──────── MATERIAL PROVIDED
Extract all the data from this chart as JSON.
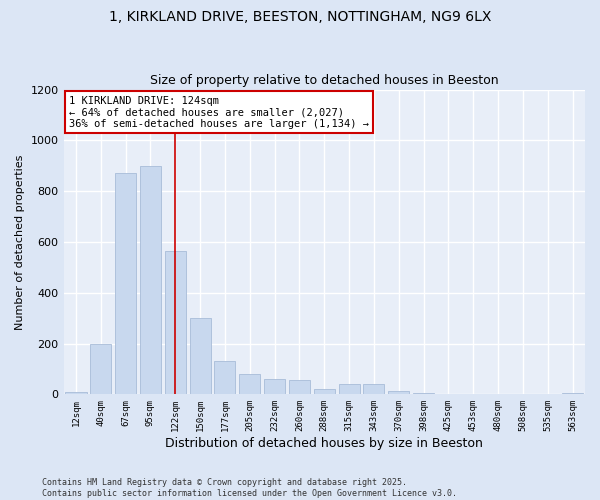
{
  "title_line1": "1, KIRKLAND DRIVE, BEESTON, NOTTINGHAM, NG9 6LX",
  "title_line2": "Size of property relative to detached houses in Beeston",
  "xlabel": "Distribution of detached houses by size in Beeston",
  "ylabel": "Number of detached properties",
  "categories": [
    "12sqm",
    "40sqm",
    "67sqm",
    "95sqm",
    "122sqm",
    "150sqm",
    "177sqm",
    "205sqm",
    "232sqm",
    "260sqm",
    "288sqm",
    "315sqm",
    "343sqm",
    "370sqm",
    "398sqm",
    "425sqm",
    "453sqm",
    "480sqm",
    "508sqm",
    "535sqm",
    "563sqm"
  ],
  "values": [
    10,
    200,
    870,
    900,
    565,
    300,
    130,
    80,
    60,
    55,
    20,
    40,
    40,
    15,
    5,
    2,
    2,
    1,
    0,
    0,
    5
  ],
  "bar_color": "#c8d8ee",
  "bar_edge_color": "#a8bcd8",
  "vline_x_idx": 4,
  "vline_color": "#cc0000",
  "annotation_text": "1 KIRKLAND DRIVE: 124sqm\n← 64% of detached houses are smaller (2,027)\n36% of semi-detached houses are larger (1,134) →",
  "annotation_box_color": "#ffffff",
  "annotation_box_edge": "#cc0000",
  "annotation_fontsize": 7.5,
  "ylim": [
    0,
    1200
  ],
  "yticks": [
    0,
    200,
    400,
    600,
    800,
    1000,
    1200
  ],
  "title_fontsize": 10,
  "subtitle_fontsize": 9,
  "xlabel_fontsize": 9,
  "ylabel_fontsize": 8,
  "footer_text": "Contains HM Land Registry data © Crown copyright and database right 2025.\nContains public sector information licensed under the Open Government Licence v3.0.",
  "background_color": "#dce6f5",
  "plot_bg_color": "#e8eef8",
  "grid_color": "#ffffff"
}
────────────────
**WHAT THE TASK REQUIRES**: Pick out the lines containing the string "data".

**ANSWER IN FULL**:
Extract all the data from this chart as JSON.
  "footer_text": "Contains HM Land Registry data © Crown copyright and database right 2025.\nContains public sector information licensed under the Open Government Licence v3.0.",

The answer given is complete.